§ **What needs to be done**
Please continue the peer review exchange below on the manuscript about Toxoplasma infection and maternal separation, going on from its last sentence.

§ **Document extract**
····················
In the Introduction, which is rather short, it would be useful to include one or two paragraphs referencing evidence that both Toxoplasma infection and maternal separation models are prone to environmental modification. One of the included references (Koe et al., Transl Psychiatry 2016) is an example of environmental modification of a robust maternal separation-induced adult phenotype. See also Sahafi E et al., Physiol Behav 2018 as another example of an external modifier of anxiety behaviour.

This manuscript is limited in that there is no molecular data to be paired with the interesting behavioural phenotype. A comparison of monoamine-relevant genes ala Récamier-Carballo S et al., Behav Pharmacol 2017 would have been ideal. But this can be speculated upon in the Discussion. Could also mention the involvement of environment-induced epigenetic changes, see McCoy CR et al., Eur J Neurosci 2016 : DNA methylation changes in the hippocampus.

The major shortcoming of this manuscript is that I am unsure about how one would go about quantifying structural disturbances. Is it based solely on the unexpected behavioural phenotype observed? Or has the phenotypes consistently shifted during the stated period before returning to “normal”? Have there been anecdotal accounts of construction noise in the rodent facility? Is there any data about building vibrations? (Civil engineers would have the equipment to measure structural vibrations).

Assuming the significant external source of variability (as compared to a new experimenter who is a inexperienced at handling rodents and conducting the behavioural tests), it would be useful to include litter sizes and M/F sex ratios. Is there body weight data in the event that feeding behaviour was also altered?

It is unusual to only present EPM data as % entries in open arm. What about total time in open arms as a % of the test duration?

Is it possible to include schematics of the different test arenas for Figure 1? Do the authors have habituation data (total time spent moving, distance travelled) for odor aversion tests? If the infected rats are anxious, they could be observed to display non- or lesser habituation even at baseline in the absence of a predator odor. If this was the case, it would only serve to strengthen the interpretation.

I have read this submission. I believe that I have an appropriate level of expertise to confirm that it is of an acceptable scientific standard, however I have significant reservations, as outlined above.

F1000Res. 2017 Dec 27.

Rupshi Mitra ¹

We thank reviewer for suggestions and comments. This has helped us to improve this manuscript during the revision. We have now submitted version 2 of this manuscript to the F1000Research.

Introduction has been modified in version 2 to include prior work showing that effects of Toxoplasma infection and maternal separation are subject to environmental modification (references 12 through 16 in the bibliography).
····················
§ **Provided records**
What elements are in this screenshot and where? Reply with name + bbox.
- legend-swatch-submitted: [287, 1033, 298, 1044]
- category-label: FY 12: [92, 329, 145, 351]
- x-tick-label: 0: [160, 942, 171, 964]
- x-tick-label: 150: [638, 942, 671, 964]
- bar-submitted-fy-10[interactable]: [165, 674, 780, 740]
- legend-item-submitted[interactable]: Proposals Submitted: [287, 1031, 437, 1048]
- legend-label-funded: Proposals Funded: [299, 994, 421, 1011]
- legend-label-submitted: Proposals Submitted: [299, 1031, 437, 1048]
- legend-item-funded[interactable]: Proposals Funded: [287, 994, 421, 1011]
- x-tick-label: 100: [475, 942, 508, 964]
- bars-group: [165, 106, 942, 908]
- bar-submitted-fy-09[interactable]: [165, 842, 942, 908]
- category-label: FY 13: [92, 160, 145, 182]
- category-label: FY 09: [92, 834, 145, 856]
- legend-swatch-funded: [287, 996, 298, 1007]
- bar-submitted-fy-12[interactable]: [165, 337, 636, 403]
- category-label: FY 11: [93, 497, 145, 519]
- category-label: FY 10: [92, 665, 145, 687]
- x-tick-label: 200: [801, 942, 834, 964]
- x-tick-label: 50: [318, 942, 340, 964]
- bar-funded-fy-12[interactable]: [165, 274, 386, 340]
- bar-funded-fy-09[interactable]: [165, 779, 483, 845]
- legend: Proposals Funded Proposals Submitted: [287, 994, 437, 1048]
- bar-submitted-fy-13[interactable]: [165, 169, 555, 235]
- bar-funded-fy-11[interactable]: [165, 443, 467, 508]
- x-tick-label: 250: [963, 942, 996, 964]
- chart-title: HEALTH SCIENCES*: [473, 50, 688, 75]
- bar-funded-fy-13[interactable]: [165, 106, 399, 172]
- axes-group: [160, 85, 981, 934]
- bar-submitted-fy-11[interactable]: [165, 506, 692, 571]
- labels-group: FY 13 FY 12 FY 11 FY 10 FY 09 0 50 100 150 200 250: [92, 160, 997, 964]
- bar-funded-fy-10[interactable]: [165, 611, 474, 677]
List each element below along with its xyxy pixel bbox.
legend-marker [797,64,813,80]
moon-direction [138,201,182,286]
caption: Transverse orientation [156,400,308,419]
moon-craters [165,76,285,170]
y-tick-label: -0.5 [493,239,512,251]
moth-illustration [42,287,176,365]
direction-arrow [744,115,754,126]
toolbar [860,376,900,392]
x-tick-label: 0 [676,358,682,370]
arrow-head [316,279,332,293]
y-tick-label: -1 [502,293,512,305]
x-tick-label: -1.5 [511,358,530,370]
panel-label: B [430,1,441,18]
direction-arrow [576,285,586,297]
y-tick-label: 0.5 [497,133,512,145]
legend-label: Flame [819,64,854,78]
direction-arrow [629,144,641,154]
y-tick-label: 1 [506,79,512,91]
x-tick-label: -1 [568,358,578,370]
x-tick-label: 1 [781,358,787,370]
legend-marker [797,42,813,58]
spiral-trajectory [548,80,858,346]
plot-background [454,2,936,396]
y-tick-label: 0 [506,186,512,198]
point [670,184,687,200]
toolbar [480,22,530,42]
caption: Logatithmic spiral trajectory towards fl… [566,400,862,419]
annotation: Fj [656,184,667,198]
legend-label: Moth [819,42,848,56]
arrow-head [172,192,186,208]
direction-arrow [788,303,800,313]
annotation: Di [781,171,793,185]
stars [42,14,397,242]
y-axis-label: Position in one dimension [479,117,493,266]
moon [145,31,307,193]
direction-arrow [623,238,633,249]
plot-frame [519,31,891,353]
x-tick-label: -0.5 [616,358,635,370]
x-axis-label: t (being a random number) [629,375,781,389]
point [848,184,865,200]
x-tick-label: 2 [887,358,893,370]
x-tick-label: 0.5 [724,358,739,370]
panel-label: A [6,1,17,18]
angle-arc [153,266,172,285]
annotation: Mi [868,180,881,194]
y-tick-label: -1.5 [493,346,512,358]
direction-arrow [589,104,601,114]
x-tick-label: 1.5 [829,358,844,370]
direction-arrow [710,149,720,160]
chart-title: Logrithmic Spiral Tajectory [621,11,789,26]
····················
§ **Response area**
We have also revised the discussion to include plausible proximate mechanisms including epigenetic changes and monoamines. Please see paragraphs immediately preceding the conclusions.

We now return to the reviewer’s comment about ambivalent nature of quantifying structural disturbances. We have indeed observed return to stress-induced anxiogenesis and Toxoplasma-induced loss of fear once construction project abated. Toxoplasma effects were eventually published (reference 7 in the revised bibliography; DOI: 10.1016/j.bbi.2017.04.005). Same set of experimenters conducted experiments before, during and after the construction project. Thus, congruent stress- and infection- effects before and after construction project suggest that the environmental modification brought about by the construction explains atypical effects in the interim.

Experimental groups were coded during the experiment. For example, in case of Toxoplasma infection, experimenter did not know infection status of the individual animals; and groups were merely identified with codes during the statistical analysis. Hence we did not notice the reversal until long after the experiment was over, data was analyzed and infection status was confirmed using serology. This precluded systematic investigation of the environmental variables during the period of experiment itself. Although the acoustic noise in frequency range audible to humans remained unchanged during the period, we are not confident that the construction did not change the acoustic environment in sub-audible frequencies. Similarly we did not have opportunity to measure structural vibrations as the project was finished while we were analyzing the data and confirming group assignments using serology.

Toxoplasma gondii infection did not cause significant change in body weight of animals (179.1 ± 4.708, n = 8 for control; 183.1 ± 2.706, n = 7 for infected; p = 0.5). This information is now included in methods section of the revised manuscript. We have revised the manuscript to include date for percentage open arm time ( p < 0.001) for EPM in figure 2. We have also included schematics of test arena in revised Figure 1. Please note that this has changed panel number for figures in the results and legends.

Unfortunately, we did not record videos for habituation sessions. We have earlier shown that Toxoplasma infection does not affect locomotion or exploration in open field arena.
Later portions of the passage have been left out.